## Excerpted records:

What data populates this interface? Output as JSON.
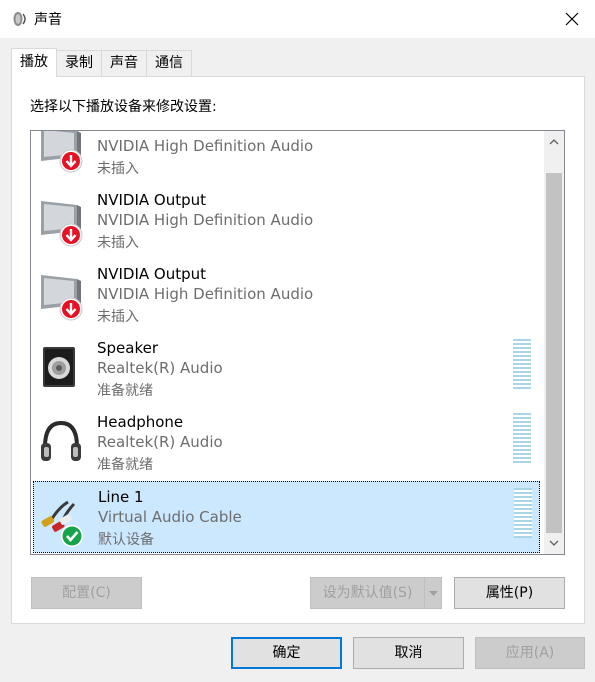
{
  "window": {
    "title": "声音",
    "title_icon": "speaker-icon",
    "close_icon": "close-icon"
  },
  "tabs": [
    {
      "label": "播放",
      "active": true
    },
    {
      "label": "录制",
      "active": false
    },
    {
      "label": "声音",
      "active": false
    },
    {
      "label": "通信",
      "active": false
    }
  ],
  "instruction": "选择以下播放设备来修改设置:",
  "devices": [
    {
      "name": "",
      "driver": "NVIDIA High Definition Audio",
      "status": "未插入",
      "icon": "monitor-unplugged-icon",
      "selected": false
    },
    {
      "name": "NVIDIA Output",
      "driver": "NVIDIA High Definition Audio",
      "status": "未插入",
      "icon": "monitor-unplugged-icon",
      "selected": false
    },
    {
      "name": "NVIDIA Output",
      "driver": "NVIDIA High Definition Audio",
      "status": "未插入",
      "icon": "monitor-unplugged-icon",
      "selected": false
    },
    {
      "name": "Speaker",
      "driver": "Realtek(R) Audio",
      "status": "准备就绪",
      "icon": "speaker-box-icon",
      "selected": false
    },
    {
      "name": "Headphone",
      "driver": "Realtek(R) Audio",
      "status": "准备就绪",
      "icon": "headphone-icon",
      "selected": false
    },
    {
      "name": "Line 1",
      "driver": "Virtual Audio Cable",
      "status": "默认设备",
      "icon": "audio-cable-default-icon",
      "selected": true
    }
  ],
  "buttons": {
    "configure": "配置(C)",
    "set_default": "设为默认值(S)",
    "properties": "属性(P)",
    "ok": "确定",
    "cancel": "取消",
    "apply": "应用(A)"
  },
  "colors": {
    "selection": "#cce8ff",
    "level_meter": "#a9d5e9",
    "unplugged_badge": "#e81123",
    "default_badge": "#16a34a"
  }
}
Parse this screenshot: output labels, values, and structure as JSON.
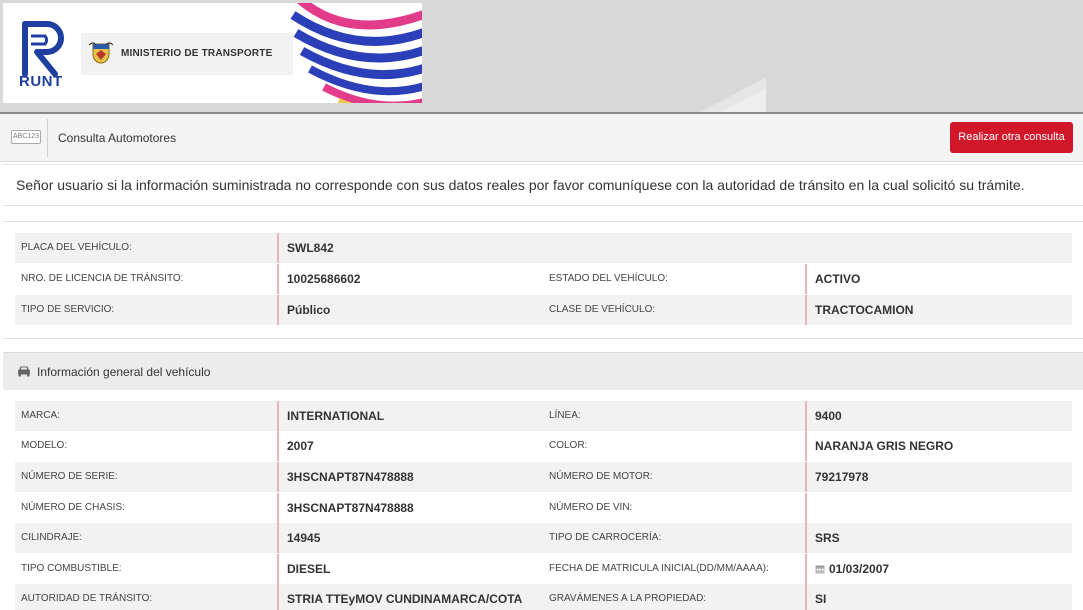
{
  "header": {
    "logo_text": "RUNT",
    "ministry_name": "MINISTERIO DE TRANSPORTE"
  },
  "toolbar": {
    "icon_label": "ABC123",
    "title": "Consulta Automotores",
    "button_label": "Realizar otra consulta"
  },
  "notice": {
    "text": "Señor usuario si la información suministrada no corresponde con sus datos reales por favor comuníquese con la autoridad de tránsito en la cual solicitó su trámite."
  },
  "summary": {
    "placa_label": "PLACA DEL VEHÍCULO:",
    "placa_value": "SWL842",
    "licencia_label": "NRO. DE LICENCIA DE TRÁNSITO:",
    "licencia_value": "10025686602",
    "estado_label": "ESTADO DEL VEHÍCULO:",
    "estado_value": "ACTIVO",
    "servicio_label": "TIPO DE SERVICIO:",
    "servicio_value": "Público",
    "clase_label": "CLASE DE VEHÍCULO:",
    "clase_value": "TRACTOCAMION"
  },
  "general": {
    "section_title": "Información general del vehículo",
    "rows": [
      {
        "l1": "MARCA:",
        "v1": "INTERNATIONAL",
        "l2": "LÍNEA:",
        "v2": "9400"
      },
      {
        "l1": "MODELO:",
        "v1": "2007",
        "l2": "COLOR:",
        "v2": "NARANJA GRIS NEGRO"
      },
      {
        "l1": "NÚMERO DE SERIE:",
        "v1": "3HSCNAPT87N478888",
        "l2": "NÚMERO DE MOTOR:",
        "v2": "79217978"
      },
      {
        "l1": "NÚMERO DE CHASIS:",
        "v1": "3HSCNAPT87N478888",
        "l2": "NÚMERO DE VIN:",
        "v2": ""
      },
      {
        "l1": "CILINDRAJE:",
        "v1": "14945",
        "l2": "TIPO DE CARROCERÍA:",
        "v2": "SRS"
      },
      {
        "l1": "TIPO COMBUSTIBLE:",
        "v1": "DIESEL",
        "l2": "FECHA DE MATRICULA INICIAL(DD/MM/AAAA):",
        "v2": "01/03/2007"
      },
      {
        "l1": "AUTORIDAD DE TRÁNSITO:",
        "v1": "STRIA TTEyMOV CUNDINAMARCA/COTA",
        "l2": "GRAVÁMENES A LA PROPIEDAD:",
        "v2": "SI"
      }
    ]
  },
  "colors": {
    "accent_red": "#d0182a",
    "runt_blue": "#1e3fa0"
  }
}
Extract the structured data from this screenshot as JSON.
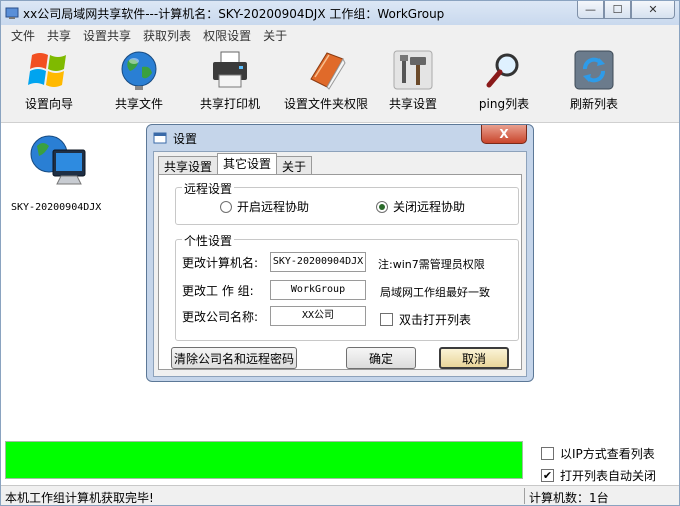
{
  "window": {
    "title": "xx公司局域网共享软件---计算机名：SKY-20200904DJX 工作组：WorkGroup",
    "minimize_glyph": "—",
    "maximize_glyph": "☐",
    "close_glyph": "✕"
  },
  "menu": [
    "文件",
    "共享",
    "设置共享",
    "获取列表",
    "权限设置",
    "关于"
  ],
  "toolbar": [
    {
      "label": "设置向导",
      "icon": "windows-logo-icon"
    },
    {
      "label": "共享文件",
      "icon": "globe-icon"
    },
    {
      "label": "共享打印机",
      "icon": "printer-icon"
    },
    {
      "label": "设置文件夹权限",
      "icon": "book-icon"
    },
    {
      "label": "共享设置",
      "icon": "tools-icon"
    },
    {
      "label": "ping列表",
      "icon": "magnifier-icon"
    },
    {
      "label": "刷新列表",
      "icon": "refresh-icon"
    }
  ],
  "computers": [
    {
      "name": "SKY-20200904DJX",
      "icon": "networked-computer-icon"
    }
  ],
  "dialog": {
    "title": "设置",
    "close_glyph": "X",
    "tabs": [
      "共享设置",
      "其它设置",
      "关于"
    ],
    "active_tab": "其它设置",
    "remote": {
      "group_title": "远程设置",
      "options": [
        {
          "label": "开启远程协助",
          "selected": false
        },
        {
          "label": "关闭远程协助",
          "selected": true
        }
      ]
    },
    "personal": {
      "group_title": "个性设置",
      "computer_name_label": "更改计算机名:",
      "computer_name_value": "SKY-20200904DJX",
      "computer_name_note": "注:win7需管理员权限",
      "workgroup_label": "更改工 作 组:",
      "workgroup_value": "WorkGroup",
      "workgroup_note": "局域网工作组最好一致",
      "company_label": "更改公司名称:",
      "company_value": "XX公司",
      "dblclick_label": "双击打开列表",
      "dblclick_checked": false
    },
    "buttons": {
      "clear": "清除公司名和远程密码",
      "ok": "确定",
      "cancel": "取消"
    }
  },
  "progress": {
    "value": 1.0,
    "color": "#00ff00"
  },
  "options": [
    {
      "label": "以IP方式查看列表",
      "checked": false
    },
    {
      "label": "打开列表自动关闭",
      "checked": true
    }
  ],
  "status": {
    "left": "本机工作组计算机获取完毕!",
    "right": "计算机数：1台"
  }
}
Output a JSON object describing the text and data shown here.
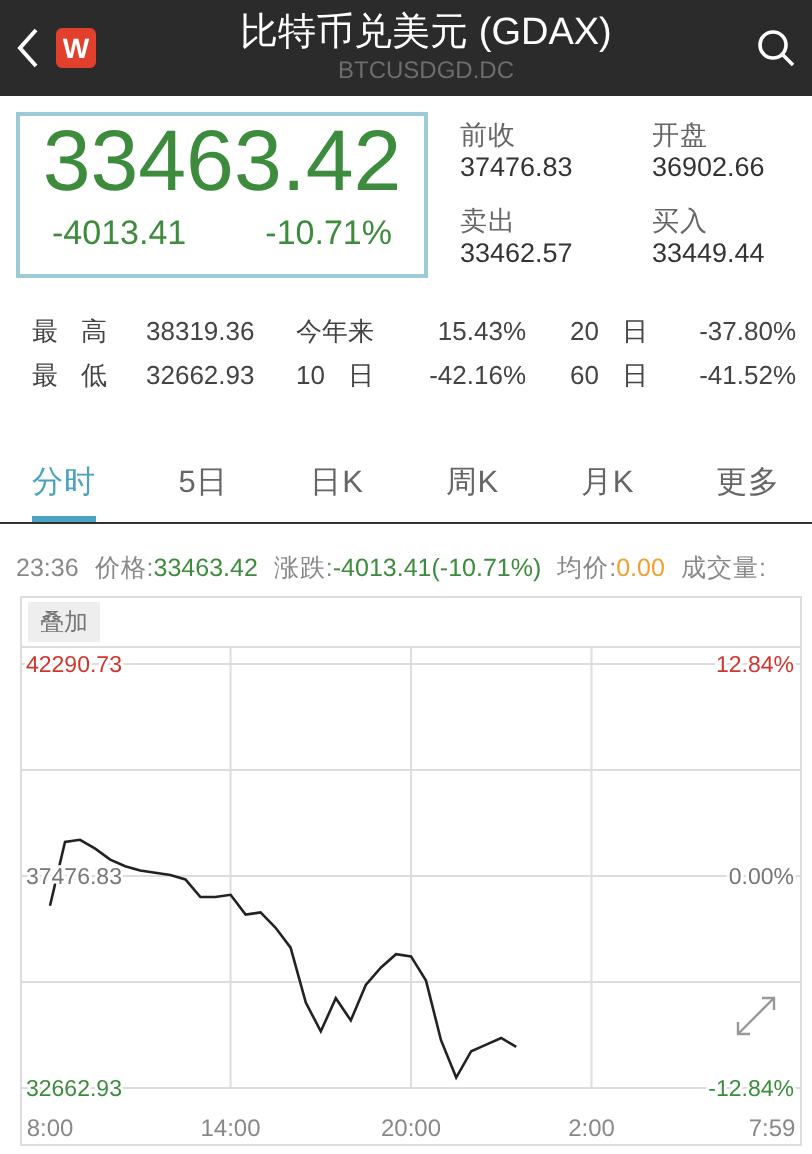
{
  "header": {
    "logo_text": "W",
    "title": "比特币兑美元 (GDAX)",
    "subtitle": "BTCUSDGD.DC"
  },
  "quote": {
    "price": "33463.42",
    "change": "-4013.41",
    "change_pct": "-10.71%"
  },
  "quote_fields": [
    {
      "label": "前收",
      "value": "37476.83"
    },
    {
      "label": "开盘",
      "value": "36902.66"
    },
    {
      "label": "卖出",
      "value": "33462.57"
    },
    {
      "label": "买入",
      "value": "33449.44"
    }
  ],
  "stats": [
    [
      {
        "label": "最 高",
        "value": "38319.36"
      },
      {
        "label": "今年来",
        "value": "15.43%"
      },
      {
        "label": "20 日",
        "value": "-37.80%"
      }
    ],
    [
      {
        "label": "最 低",
        "value": "32662.93"
      },
      {
        "label": "10 日",
        "value": "-42.16%"
      },
      {
        "label": "60 日",
        "value": "-41.52%"
      }
    ]
  ],
  "tabs": [
    {
      "label": "分时",
      "selected": true
    },
    {
      "label": "5日",
      "selected": false
    },
    {
      "label": "日K",
      "selected": false
    },
    {
      "label": "周K",
      "selected": false
    },
    {
      "label": "月K",
      "selected": false
    },
    {
      "label": "更多",
      "selected": false
    }
  ],
  "info_bar": [
    {
      "label": "23:36"
    },
    {
      "label": "价格:",
      "value": "33463.42",
      "color": "#3d8b3d"
    },
    {
      "label": "涨跌:",
      "value": "-4013.41(-10.71%)",
      "color": "#3d8b3d"
    },
    {
      "label": "均价:",
      "value": "0.00",
      "color": "#f0a030"
    },
    {
      "label": "成交量:"
    }
  ],
  "chart": {
    "overlay_button": "叠加",
    "percent_labels": [
      "12.84%",
      "0.00%",
      "-12.84%"
    ],
    "chart_data": {
      "type": "line",
      "grid": true,
      "ylim": [
        32662.93,
        42290.73
      ],
      "yticks": [
        {
          "value": 42290.73,
          "label": "42290.73"
        },
        {
          "value": 37476.83,
          "label": "37476.83"
        },
        {
          "value": 32662.93,
          "label": "32662.93"
        }
      ],
      "categories": [
        "8:00",
        null,
        null,
        null,
        null,
        null,
        null,
        null,
        null,
        null,
        null,
        null,
        "14:00",
        null,
        null,
        null,
        null,
        null,
        null,
        null,
        null,
        null,
        null,
        null,
        "20:00",
        null,
        null,
        null,
        null,
        null,
        null,
        null,
        null,
        null,
        null,
        null,
        "2:00",
        null,
        null,
        null,
        null,
        null,
        null,
        null,
        null,
        null,
        null,
        null,
        "7:59"
      ],
      "series": [
        {
          "color": "#222222",
          "values": [
            36800,
            38250,
            38300,
            38100,
            37850,
            37700,
            37600,
            37550,
            37500,
            37400,
            37000,
            37000,
            37050,
            36600,
            36650,
            36300,
            35850,
            34600,
            33950,
            34700,
            34200,
            35000,
            35400,
            35700,
            35650,
            35100,
            33750,
            32900,
            33500,
            33650,
            33800,
            33600,
            null,
            null,
            null,
            null,
            null,
            null,
            null,
            null,
            null,
            null,
            null,
            null,
            null,
            null,
            null,
            null,
            null
          ]
        }
      ]
    }
  }
}
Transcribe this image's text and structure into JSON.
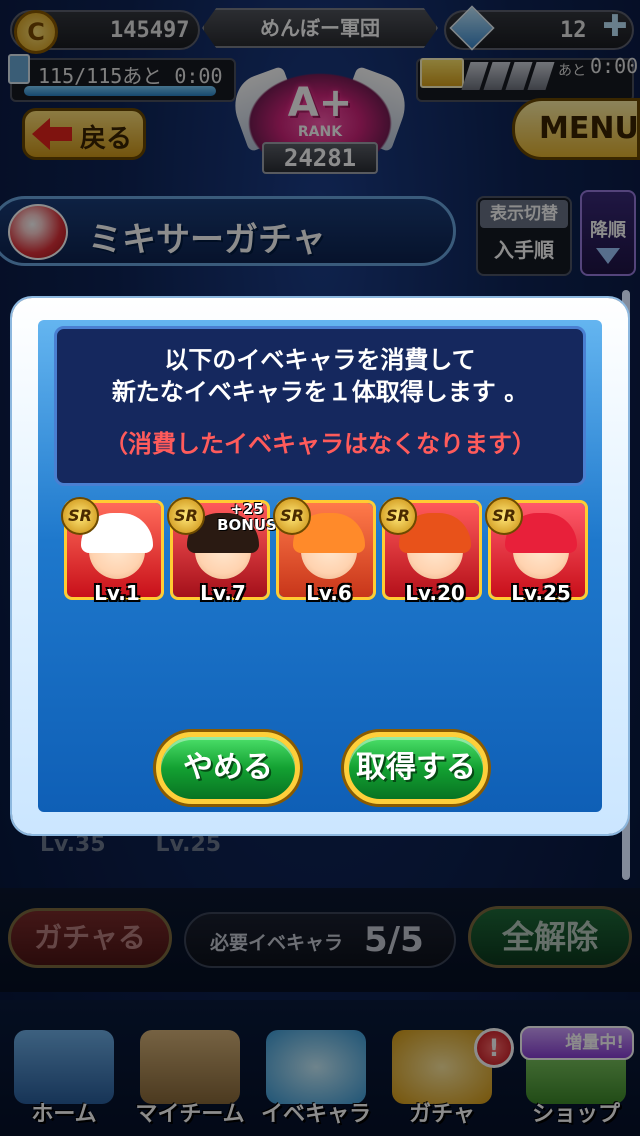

## Given instruction:
Find all lines where the word "NÚMERO" appears. Copy them.

## Finished task:
        "l1": "NÚMERO DE SERIE:",
        "l2": "NÚMERO DE MOTOR:",
        "l1": "NÚMERO DE CHASIS:",
        "l2": "NÚMERO DE VIN:",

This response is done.